_WORK REQUIRED_
Filter these entries so that only lines with the word "JSON" remain.

*** LISTED ENTRIES

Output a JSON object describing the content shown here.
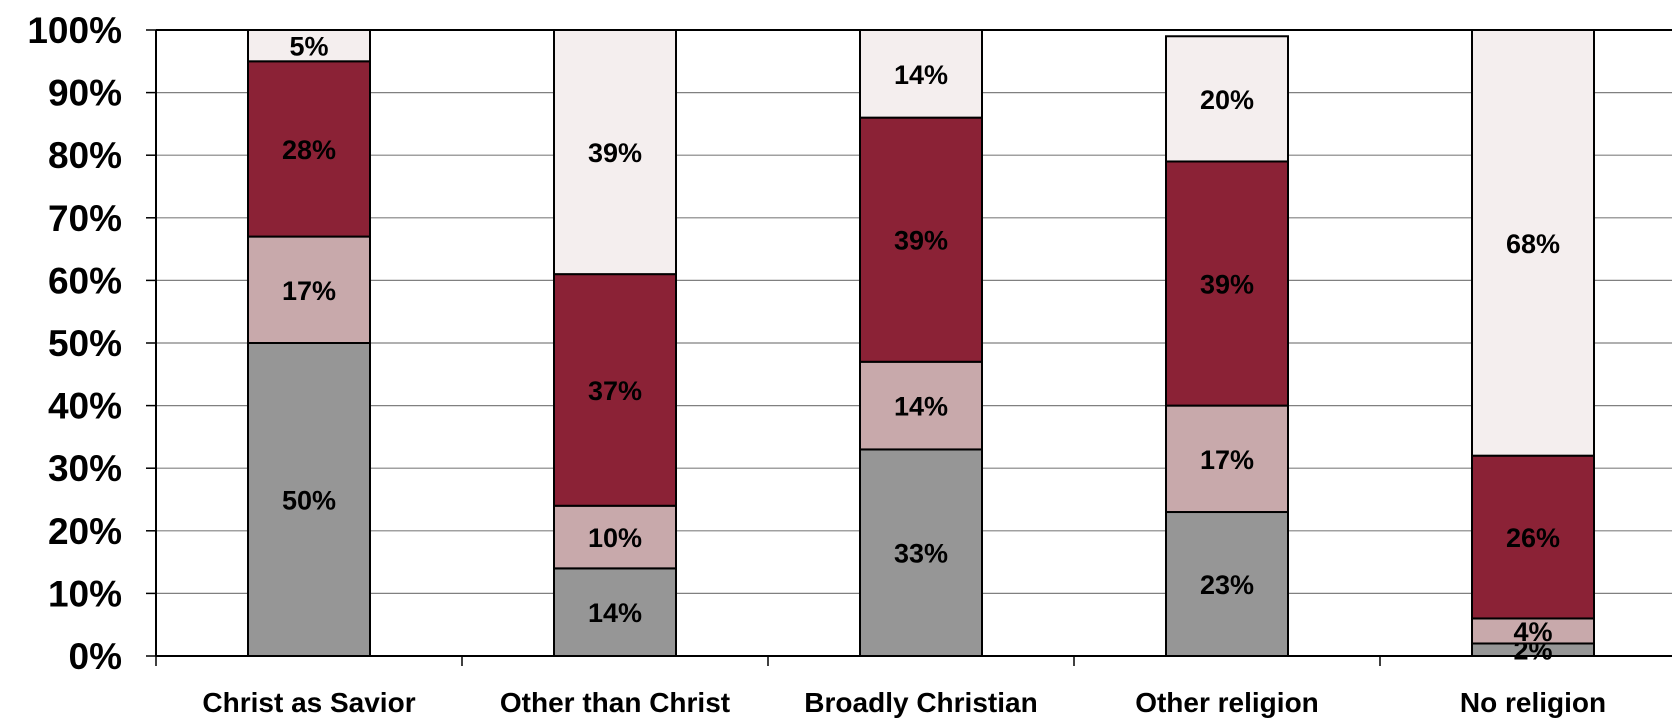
{
  "chart_data": {
    "type": "bar",
    "stacked": true,
    "categories": [
      "Christ as Savior",
      "Other than Christ",
      "Broadly Christian",
      "Other religion",
      "No religion"
    ],
    "series": [
      {
        "values": [
          50,
          14,
          33,
          23,
          2
        ],
        "labels": [
          "50%",
          "14%",
          "33%",
          "23%",
          "2%"
        ],
        "color": "#969696"
      },
      {
        "values": [
          17,
          10,
          14,
          17,
          4
        ],
        "labels": [
          "17%",
          "10%",
          "14%",
          "17%",
          "4%"
        ],
        "color": "#c8a9ab"
      },
      {
        "values": [
          28,
          37,
          39,
          39,
          26
        ],
        "labels": [
          "28%",
          "37%",
          "39%",
          "39%",
          "26%"
        ],
        "color": "#8b2236"
      },
      {
        "values": [
          5,
          39,
          14,
          20,
          68
        ],
        "labels": [
          "5%",
          "39%",
          "14%",
          "20%",
          "68%"
        ],
        "color": "#f4eeee"
      }
    ],
    "yticks": [
      "0%",
      "10%",
      "20%",
      "30%",
      "40%",
      "50%",
      "60%",
      "70%",
      "80%",
      "90%",
      "100%"
    ],
    "ylim": [
      0,
      100
    ],
    "grid": true,
    "title": "",
    "xlabel": "",
    "ylabel": ""
  }
}
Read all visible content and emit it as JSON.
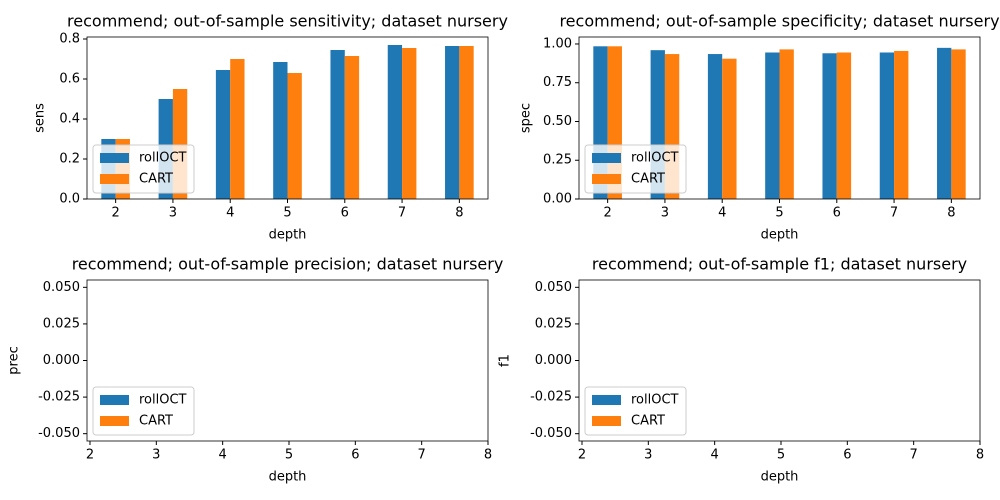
{
  "chart_data": [
    {
      "type": "bar",
      "title": "recommend; out-of-sample sensitivity; dataset nursery",
      "x_label": "depth",
      "y_label": "sens",
      "categories": [
        "2",
        "3",
        "4",
        "5",
        "6",
        "7",
        "8"
      ],
      "series": [
        {
          "name": "rollOCT",
          "color": "#1f77b4",
          "values": [
            0.3,
            0.5,
            0.645,
            0.685,
            0.745,
            0.77,
            0.765
          ]
        },
        {
          "name": "CART",
          "color": "#ff7f0e",
          "values": [
            0.3,
            0.55,
            0.7,
            0.63,
            0.715,
            0.755,
            0.765
          ]
        }
      ],
      "ylim": [
        0,
        0.81
      ],
      "yticks": [
        {
          "value": 0,
          "label": "0.0"
        },
        0.2,
        0.4,
        0.6,
        0.8
      ],
      "legend": "lower left"
    },
    {
      "type": "bar",
      "title": "recommend; out-of-sample specificity; dataset nursery",
      "x_label": "depth",
      "y_label": "spec",
      "categories": [
        "2",
        "3",
        "4",
        "5",
        "6",
        "7",
        "8"
      ],
      "series": [
        {
          "name": "rollOCT",
          "color": "#1f77b4",
          "values": [
            0.985,
            0.96,
            0.935,
            0.945,
            0.94,
            0.945,
            0.975
          ]
        },
        {
          "name": "CART",
          "color": "#ff7f0e",
          "values": [
            0.985,
            0.935,
            0.905,
            0.965,
            0.945,
            0.955,
            0.965
          ]
        }
      ],
      "ylim": [
        0,
        1.045
      ],
      "yticks": [
        {
          "value": 0,
          "label": "0.00"
        },
        0.25,
        {
          "value": 0.5,
          "label": "0.50"
        },
        0.75,
        {
          "value": 1,
          "label": "1.00"
        }
      ],
      "legend": "lower left"
    },
    {
      "type": "bar",
      "title": "recommend; out-of-sample precision; dataset nursery",
      "x_label": "depth",
      "y_label": "prec",
      "x": [],
      "series": [
        {
          "name": "rollOCT",
          "color": "#1f77b4",
          "values": []
        },
        {
          "name": "CART",
          "color": "#ff7f0e",
          "values": []
        }
      ],
      "xlim": [
        1.955,
        8
      ],
      "xticks": [
        2,
        3,
        4,
        5,
        6,
        7,
        8
      ],
      "ylim": [
        -0.055,
        0.055
      ],
      "yticks": [
        {
          "value": -0.05,
          "label": "-0.050"
        },
        -0.025,
        {
          "value": 0,
          "label": "0.000"
        },
        0.025,
        {
          "value": 0.05,
          "label": "0.050"
        }
      ],
      "legend": "lower left"
    },
    {
      "type": "bar",
      "title": "recommend; out-of-sample f1; dataset nursery",
      "x_label": "depth",
      "y_label": "f1",
      "x": [],
      "series": [
        {
          "name": "rollOCT",
          "color": "#1f77b4",
          "values": []
        },
        {
          "name": "CART",
          "color": "#ff7f0e",
          "values": []
        }
      ],
      "xlim": [
        1.955,
        8
      ],
      "xticks": [
        2,
        3,
        4,
        5,
        6,
        7,
        8
      ],
      "ylim": [
        -0.055,
        0.055
      ],
      "yticks": [
        {
          "value": -0.05,
          "label": "-0.050"
        },
        -0.025,
        {
          "value": 0,
          "label": "0.000"
        },
        0.025,
        {
          "value": 0.05,
          "label": "0.050"
        }
      ],
      "legend": "lower left"
    }
  ]
}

******

_SOLUTION BELOW_
Output a JSON object describing the content shown here.
Read all visible content and emit it as JSON.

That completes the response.